[BEGIN EXTRACTED DATA]

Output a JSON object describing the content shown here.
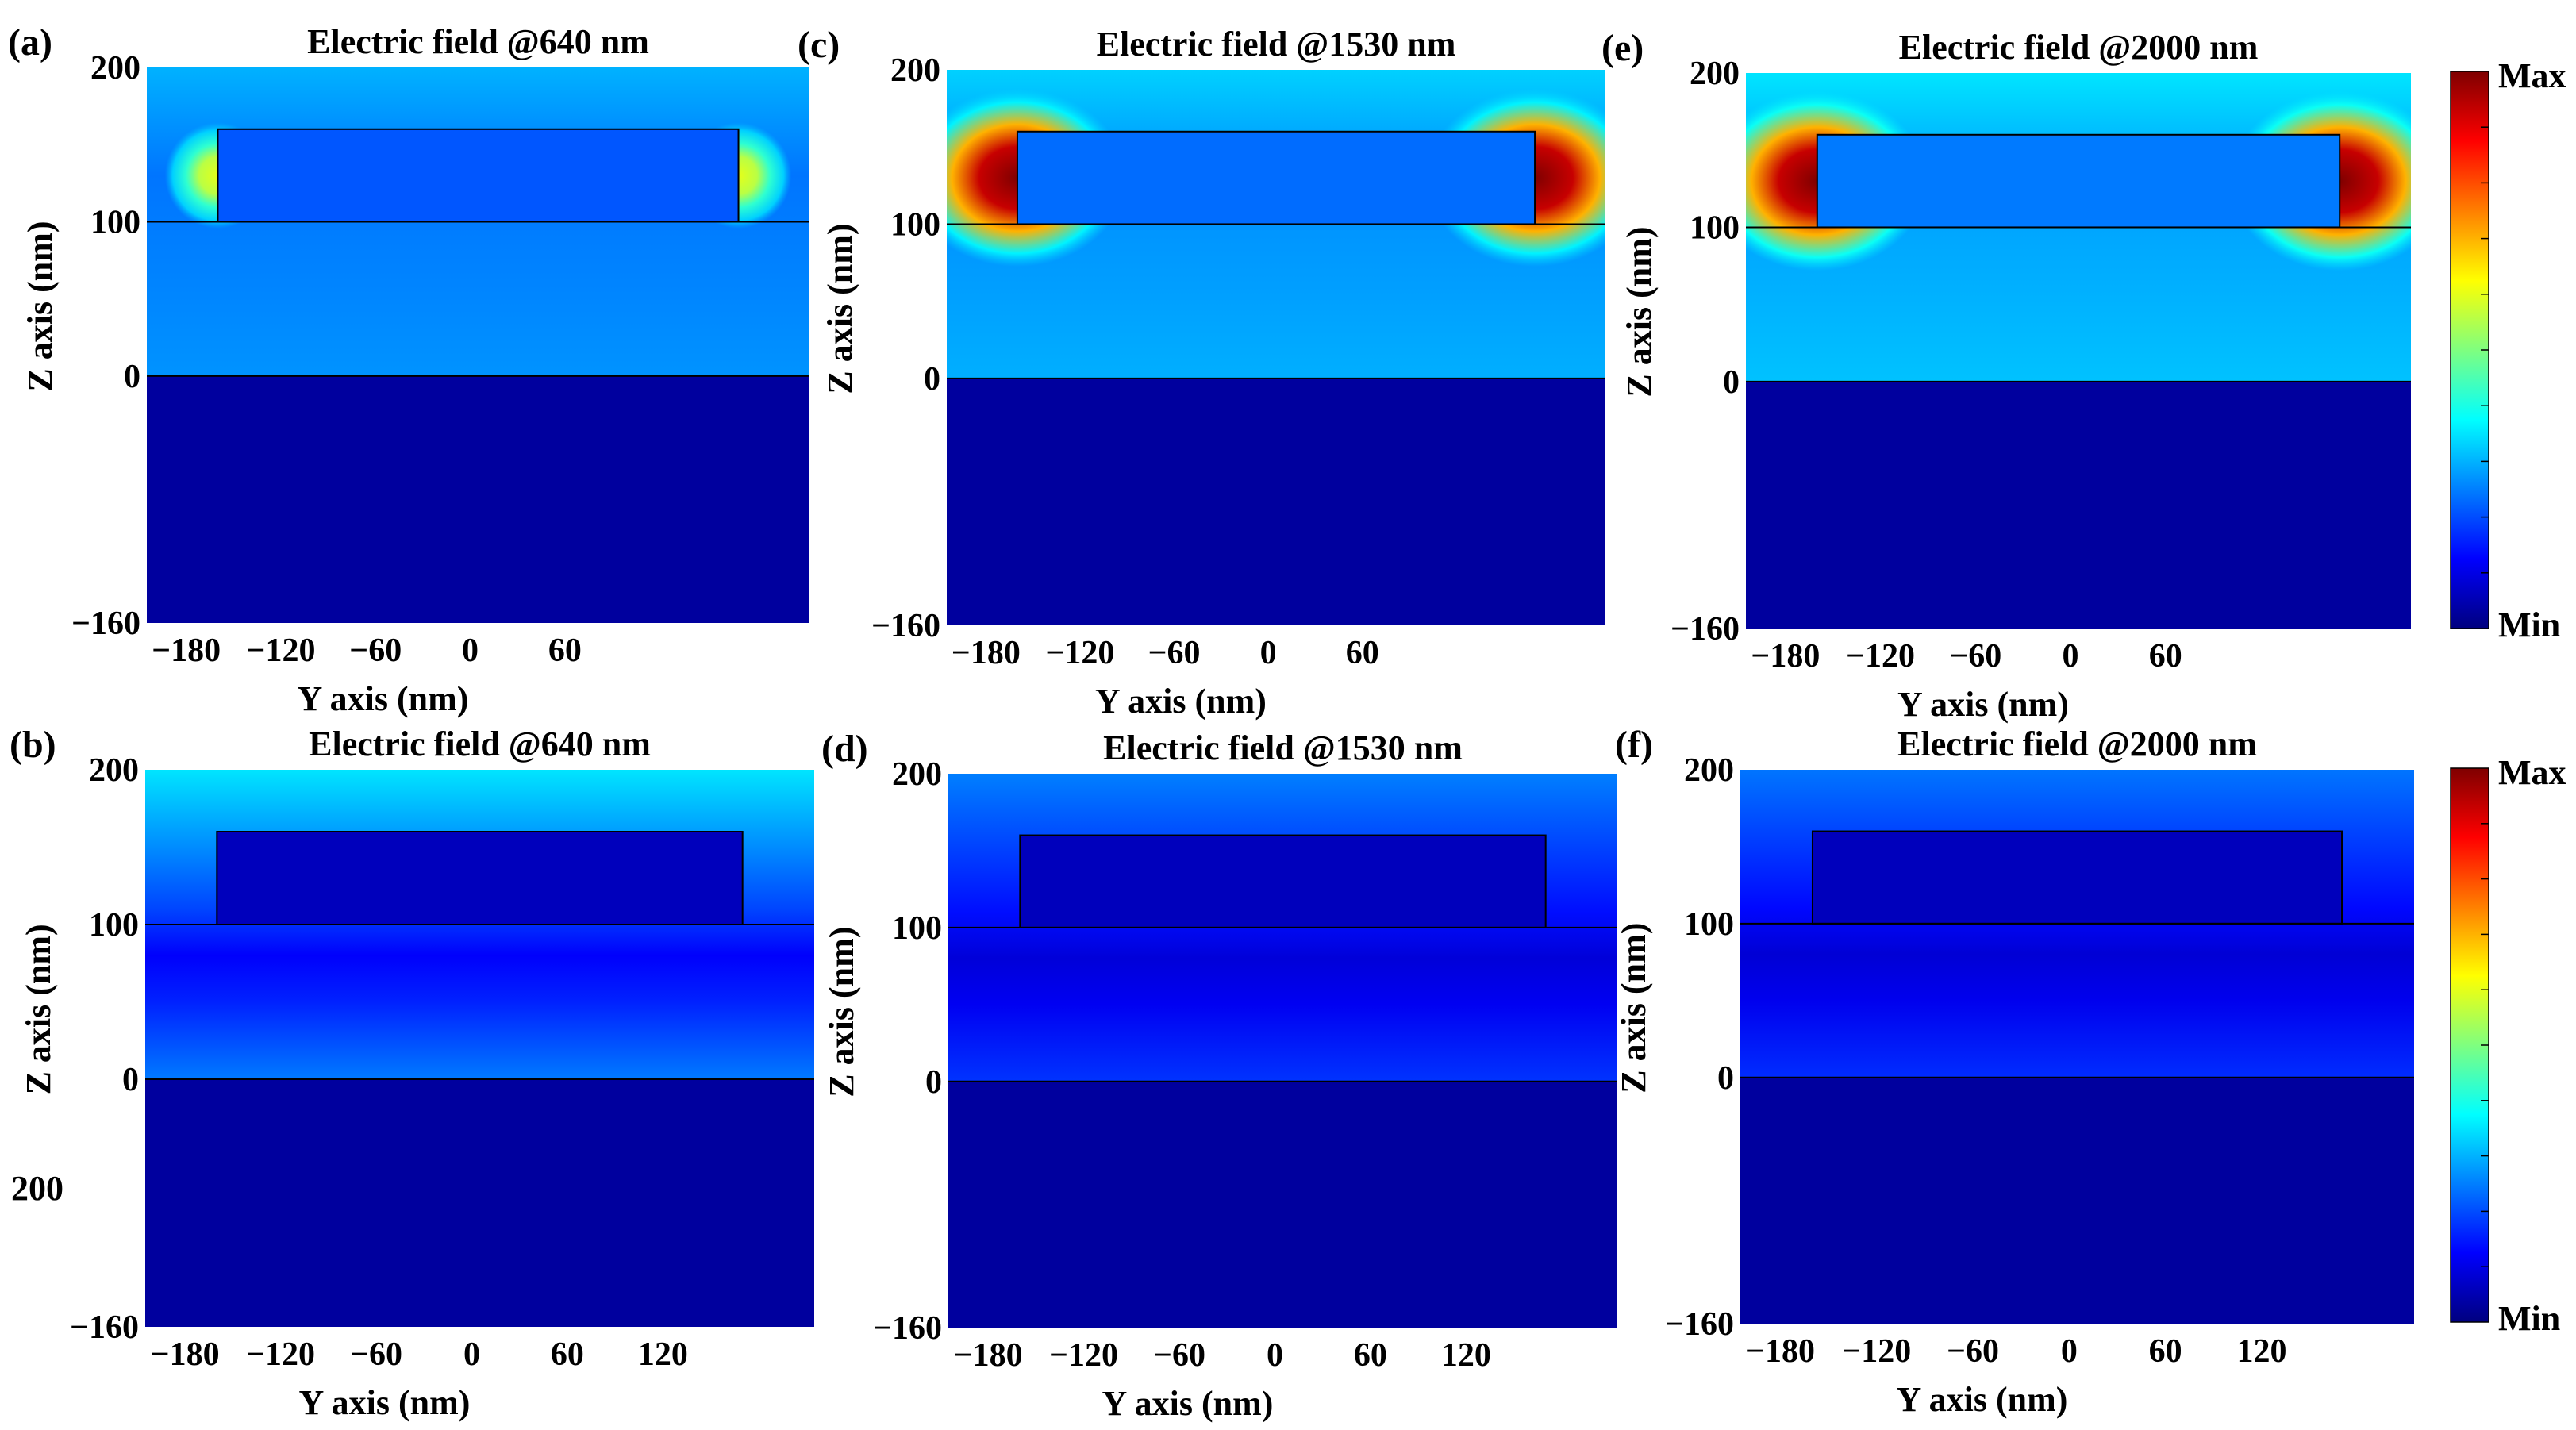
{
  "colors": {
    "colormap": [
      "#00007f",
      "#0000ff",
      "#007fff",
      "#00ffff",
      "#7fff7f",
      "#ffff00",
      "#ff7f00",
      "#ff0000",
      "#7f0000"
    ],
    "outline": "#000000"
  },
  "colorbars": [
    {
      "max_label": "Max",
      "min_label": "Min"
    },
    {
      "max_label": "Max",
      "min_label": "Min"
    }
  ],
  "stray_label": "200",
  "chart_data": [
    {
      "type": "heatmap",
      "panel": "(a)",
      "title": "Electric field @640 nm",
      "xlabel": "Y axis (nm)",
      "ylabel": "Z axis (nm)",
      "xlim": [
        -205,
        215
      ],
      "ylim": [
        -160,
        200
      ],
      "xticks": [
        "−180",
        "−120",
        "−60",
        "0",
        "60"
      ],
      "xtick_values": [
        -180,
        -120,
        -60,
        0,
        60
      ],
      "yticks": [
        "200",
        "100",
        "0",
        "−160"
      ],
      "ytick_values": [
        200,
        100,
        0,
        -160
      ],
      "structure": {
        "y_range": [
          -160,
          170
        ],
        "z_range": [
          100,
          160
        ]
      },
      "field_pattern": "weak corner hot spots at strip edges and at substrate interface",
      "intensity": {
        "top": 0.3,
        "corner_hotspot": 0.6,
        "substrate": 0.03
      }
    },
    {
      "type": "heatmap",
      "panel": "(b)",
      "title": "Electric field @640 nm",
      "xlabel": "Y axis (nm)",
      "ylabel": "Z axis (nm)",
      "xlim": [
        -205,
        215
      ],
      "ylim": [
        -160,
        200
      ],
      "xticks": [
        "−180",
        "−120",
        "−60",
        "0",
        "60",
        "120"
      ],
      "xtick_values": [
        -180,
        -120,
        -60,
        0,
        60,
        120
      ],
      "yticks": [
        "200",
        "100",
        "0",
        "−160"
      ],
      "ytick_values": [
        200,
        100,
        0,
        -160
      ],
      "structure": {
        "y_range": [
          -160,
          170
        ],
        "z_range": [
          100,
          160
        ]
      },
      "field_pattern": "vertical gradient, field minimum below strip",
      "intensity": {
        "top": 0.35,
        "corner_hotspot": 0.0,
        "substrate": 0.03
      }
    },
    {
      "type": "heatmap",
      "panel": "(c)",
      "title": "Electric field @1530 nm",
      "xlabel": "Y axis (nm)",
      "ylabel": "Z axis (nm)",
      "xlim": [
        -205,
        215
      ],
      "ylim": [
        -160,
        200
      ],
      "xticks": [
        "−180",
        "−120",
        "−60",
        "0",
        "60"
      ],
      "xtick_values": [
        -180,
        -120,
        -60,
        0,
        60
      ],
      "yticks": [
        "200",
        "100",
        "0",
        "−160"
      ],
      "ytick_values": [
        200,
        100,
        0,
        -160
      ],
      "structure": {
        "y_range": [
          -160,
          170
        ],
        "z_range": [
          100,
          160
        ]
      },
      "field_pattern": "strong hot spots on both sides of strip",
      "intensity": {
        "top": 0.33,
        "corner_hotspot": 1.0,
        "substrate": 0.03
      }
    },
    {
      "type": "heatmap",
      "panel": "(d)",
      "title": "Electric field @1530 nm",
      "xlabel": "Y axis (nm)",
      "ylabel": "Z axis (nm)",
      "xlim": [
        -205,
        215
      ],
      "ylim": [
        -160,
        200
      ],
      "xticks": [
        "−180",
        "−120",
        "−60",
        "0",
        "60",
        "120"
      ],
      "xtick_values": [
        -180,
        -120,
        -60,
        0,
        60,
        120
      ],
      "yticks": [
        "200",
        "100",
        "0",
        "−160"
      ],
      "ytick_values": [
        200,
        100,
        0,
        -160
      ],
      "structure": {
        "y_range": [
          -160,
          170
        ],
        "z_range": [
          100,
          160
        ]
      },
      "field_pattern": "weak uniform field, minimum around strip",
      "intensity": {
        "top": 0.25,
        "corner_hotspot": 0.0,
        "substrate": 0.03
      }
    },
    {
      "type": "heatmap",
      "panel": "(e)",
      "title": "Electric field @2000 nm",
      "xlabel": "Y axis (nm)",
      "ylabel": "Z axis (nm)",
      "xlim": [
        -205,
        215
      ],
      "ylim": [
        -160,
        200
      ],
      "xticks": [
        "−180",
        "−120",
        "−60",
        "0",
        "60"
      ],
      "xtick_values": [
        -180,
        -120,
        -60,
        0,
        60
      ],
      "yticks": [
        "200",
        "100",
        "0",
        "−160"
      ],
      "ytick_values": [
        200,
        100,
        0,
        -160
      ],
      "structure": {
        "y_range": [
          -160,
          170
        ],
        "z_range": [
          100,
          160
        ]
      },
      "field_pattern": "strong hot spots on both sides of strip",
      "intensity": {
        "top": 0.35,
        "corner_hotspot": 1.0,
        "substrate": 0.03
      }
    },
    {
      "type": "heatmap",
      "panel": "(f)",
      "title": "Electric field @2000 nm",
      "xlabel": "Y axis (nm)",
      "ylabel": "Z axis (nm)",
      "xlim": [
        -205,
        215
      ],
      "ylim": [
        -160,
        200
      ],
      "xticks": [
        "−180",
        "−120",
        "−60",
        "0",
        "60",
        "120"
      ],
      "xtick_values": [
        -180,
        -120,
        -60,
        0,
        60,
        120
      ],
      "yticks": [
        "200",
        "100",
        "0",
        "−160"
      ],
      "ytick_values": [
        200,
        100,
        0,
        -160
      ],
      "structure": {
        "y_range": [
          -160,
          170
        ],
        "z_range": [
          100,
          160
        ]
      },
      "field_pattern": "weak uniform field, minimum around strip",
      "intensity": {
        "top": 0.24,
        "corner_hotspot": 0.0,
        "substrate": 0.03
      }
    }
  ]
}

[END EXTRACTED DATA]

◆ **SET TASK**: Output all of the data exactly as it stands, minus any images.

◆ **SOLUTION**:
Output a JSON object describing the content shown here.
{
  "colors": {
    "colormap": [
      "#00007f",
      "#0000ff",
      "#007fff",
      "#00ffff",
      "#7fff7f",
      "#ffff00",
      "#ff7f00",
      "#ff0000",
      "#7f0000"
    ],
    "outline": "#000000"
  },
  "colorbars": [
    {
      "max_label": "Max",
      "min_label": "Min"
    },
    {
      "max_label": "Max",
      "min_label": "Min"
    }
  ],
  "stray_label": "200",
  "chart_data": [
    {
      "type": "heatmap",
      "panel": "(a)",
      "title": "Electric field @640 nm",
      "xlabel": "Y axis (nm)",
      "ylabel": "Z axis (nm)",
      "xlim": [
        -205,
        215
      ],
      "ylim": [
        -160,
        200
      ],
      "xticks": [
        "−180",
        "−120",
        "−60",
        "0",
        "60"
      ],
      "xtick_values": [
        -180,
        -120,
        -60,
        0,
        60
      ],
      "yticks": [
        "200",
        "100",
        "0",
        "−160"
      ],
      "ytick_values": [
        200,
        100,
        0,
        -160
      ],
      "structure": {
        "y_range": [
          -160,
          170
        ],
        "z_range": [
          100,
          160
        ]
      },
      "field_pattern": "weak corner hot spots at strip edges and at substrate interface",
      "intensity": {
        "top": 0.3,
        "corner_hotspot": 0.6,
        "substrate": 0.03
      }
    },
    {
      "type": "heatmap",
      "panel": "(b)",
      "title": "Electric field @640 nm",
      "xlabel": "Y axis (nm)",
      "ylabel": "Z axis (nm)",
      "xlim": [
        -205,
        215
      ],
      "ylim": [
        -160,
        200
      ],
      "xticks": [
        "−180",
        "−120",
        "−60",
        "0",
        "60",
        "120"
      ],
      "xtick_values": [
        -180,
        -120,
        -60,
        0,
        60,
        120
      ],
      "yticks": [
        "200",
        "100",
        "0",
        "−160"
      ],
      "ytick_values": [
        200,
        100,
        0,
        -160
      ],
      "structure": {
        "y_range": [
          -160,
          170
        ],
        "z_range": [
          100,
          160
        ]
      },
      "field_pattern": "vertical gradient, field minimum below strip",
      "intensity": {
        "top": 0.35,
        "corner_hotspot": 0.0,
        "substrate": 0.03
      }
    },
    {
      "type": "heatmap",
      "panel": "(c)",
      "title": "Electric field @1530 nm",
      "xlabel": "Y axis (nm)",
      "ylabel": "Z axis (nm)",
      "xlim": [
        -205,
        215
      ],
      "ylim": [
        -160,
        200
      ],
      "xticks": [
        "−180",
        "−120",
        "−60",
        "0",
        "60"
      ],
      "xtick_values": [
        -180,
        -120,
        -60,
        0,
        60
      ],
      "yticks": [
        "200",
        "100",
        "0",
        "−160"
      ],
      "ytick_values": [
        200,
        100,
        0,
        -160
      ],
      "structure": {
        "y_range": [
          -160,
          170
        ],
        "z_range": [
          100,
          160
        ]
      },
      "field_pattern": "strong hot spots on both sides of strip",
      "intensity": {
        "top": 0.33,
        "corner_hotspot": 1.0,
        "substrate": 0.03
      }
    },
    {
      "type": "heatmap",
      "panel": "(d)",
      "title": "Electric field @1530 nm",
      "xlabel": "Y axis (nm)",
      "ylabel": "Z axis (nm)",
      "xlim": [
        -205,
        215
      ],
      "ylim": [
        -160,
        200
      ],
      "xticks": [
        "−180",
        "−120",
        "−60",
        "0",
        "60",
        "120"
      ],
      "xtick_values": [
        -180,
        -120,
        -60,
        0,
        60,
        120
      ],
      "yticks": [
        "200",
        "100",
        "0",
        "−160"
      ],
      "ytick_values": [
        200,
        100,
        0,
        -160
      ],
      "structure": {
        "y_range": [
          -160,
          170
        ],
        "z_range": [
          100,
          160
        ]
      },
      "field_pattern": "weak uniform field, minimum around strip",
      "intensity": {
        "top": 0.25,
        "corner_hotspot": 0.0,
        "substrate": 0.03
      }
    },
    {
      "type": "heatmap",
      "panel": "(e)",
      "title": "Electric field @2000 nm",
      "xlabel": "Y axis (nm)",
      "ylabel": "Z axis (nm)",
      "xlim": [
        -205,
        215
      ],
      "ylim": [
        -160,
        200
      ],
      "xticks": [
        "−180",
        "−120",
        "−60",
        "0",
        "60"
      ],
      "xtick_values": [
        -180,
        -120,
        -60,
        0,
        60
      ],
      "yticks": [
        "200",
        "100",
        "0",
        "−160"
      ],
      "ytick_values": [
        200,
        100,
        0,
        -160
      ],
      "structure": {
        "y_range": [
          -160,
          170
        ],
        "z_range": [
          100,
          160
        ]
      },
      "field_pattern": "strong hot spots on both sides of strip",
      "intensity": {
        "top": 0.35,
        "corner_hotspot": 1.0,
        "substrate": 0.03
      }
    },
    {
      "type": "heatmap",
      "panel": "(f)",
      "title": "Electric field @2000 nm",
      "xlabel": "Y axis (nm)",
      "ylabel": "Z axis (nm)",
      "xlim": [
        -205,
        215
      ],
      "ylim": [
        -160,
        200
      ],
      "xticks": [
        "−180",
        "−120",
        "−60",
        "0",
        "60",
        "120"
      ],
      "xtick_values": [
        -180,
        -120,
        -60,
        0,
        60,
        120
      ],
      "yticks": [
        "200",
        "100",
        "0",
        "−160"
      ],
      "ytick_values": [
        200,
        100,
        0,
        -160
      ],
      "structure": {
        "y_range": [
          -160,
          170
        ],
        "z_range": [
          100,
          160
        ]
      },
      "field_pattern": "weak uniform field, minimum around strip",
      "intensity": {
        "top": 0.24,
        "corner_hotspot": 0.0,
        "substrate": 0.03
      }
    }
  ]
}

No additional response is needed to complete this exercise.